PROBLEM :: Repeat verbatim each line from the line with "Extract all readable text from this page." to the end of the entries. Pictures do not belong in the copy.
-- TASK MATERIAL start --
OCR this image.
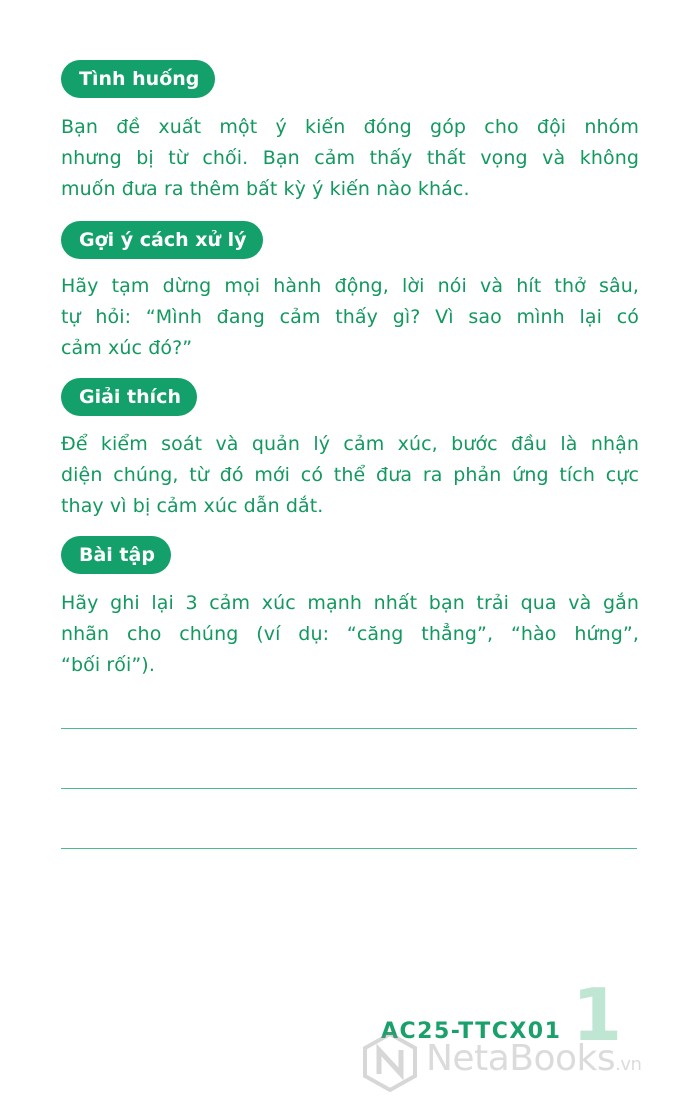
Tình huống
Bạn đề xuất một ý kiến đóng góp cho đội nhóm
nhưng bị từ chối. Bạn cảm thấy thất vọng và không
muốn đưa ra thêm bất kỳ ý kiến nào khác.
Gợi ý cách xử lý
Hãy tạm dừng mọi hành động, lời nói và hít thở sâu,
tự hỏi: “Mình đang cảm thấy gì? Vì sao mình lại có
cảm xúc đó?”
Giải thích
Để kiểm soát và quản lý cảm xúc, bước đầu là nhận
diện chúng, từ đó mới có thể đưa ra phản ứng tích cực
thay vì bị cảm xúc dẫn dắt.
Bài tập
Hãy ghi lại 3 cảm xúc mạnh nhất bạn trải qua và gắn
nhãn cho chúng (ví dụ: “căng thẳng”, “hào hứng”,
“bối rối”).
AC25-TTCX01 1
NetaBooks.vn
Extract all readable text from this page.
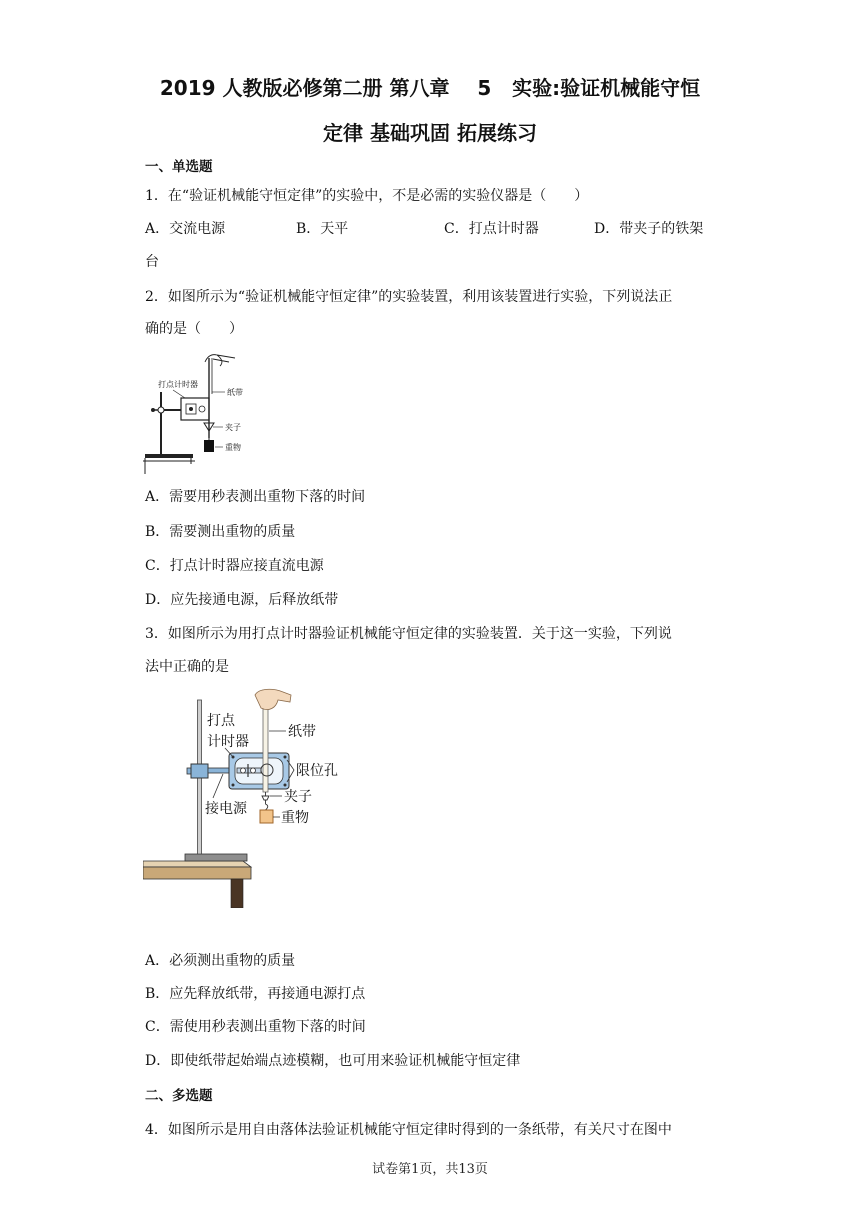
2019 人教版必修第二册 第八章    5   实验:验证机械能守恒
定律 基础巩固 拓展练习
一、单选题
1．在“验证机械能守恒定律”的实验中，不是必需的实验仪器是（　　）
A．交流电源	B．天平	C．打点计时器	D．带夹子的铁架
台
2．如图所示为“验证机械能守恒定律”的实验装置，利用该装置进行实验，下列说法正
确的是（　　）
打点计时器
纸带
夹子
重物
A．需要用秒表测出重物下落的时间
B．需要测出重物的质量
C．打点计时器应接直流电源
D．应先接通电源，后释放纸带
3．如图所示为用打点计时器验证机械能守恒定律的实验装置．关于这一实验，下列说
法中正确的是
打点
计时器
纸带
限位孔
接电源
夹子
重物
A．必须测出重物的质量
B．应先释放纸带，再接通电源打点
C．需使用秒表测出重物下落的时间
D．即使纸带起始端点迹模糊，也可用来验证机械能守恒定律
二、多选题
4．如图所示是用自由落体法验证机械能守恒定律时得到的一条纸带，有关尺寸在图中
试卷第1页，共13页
-- TASK MATERIAL end --
ANSWER TO THE EXERCISE ::
Extract all readable text from this page.
2019 人教版必修第二册 第八章    5   实验:验证机械能守恒
定律 基础巩固 拓展练习
一、单选题
1．在“验证机械能守恒定律”的实验中，不是必需的实验仪器是（　　）
A．交流电源	B．天平	C．打点计时器	D．带夹子的铁架
台
2．如图所示为“验证机械能守恒定律”的实验装置，利用该装置进行实验，下列说法正
确的是（　　）
打点计时器
纸带
夹子
重物
A．需要用秒表测出重物下落的时间
B．需要测出重物的质量
C．打点计时器应接直流电源
D．应先接通电源，后释放纸带
3．如图所示为用打点计时器验证机械能守恒定律的实验装置．关于这一实验，下列说
法中正确的是
打点
计时器
纸带
限位孔
接电源
夹子
重物
A．必须测出重物的质量
B．应先释放纸带，再接通电源打点
C．需使用秒表测出重物下落的时间
D．即使纸带起始端点迹模糊，也可用来验证机械能守恒定律
二、多选题
4．如图所示是用自由落体法验证机械能守恒定律时得到的一条纸带，有关尺寸在图中
试卷第1页，共13页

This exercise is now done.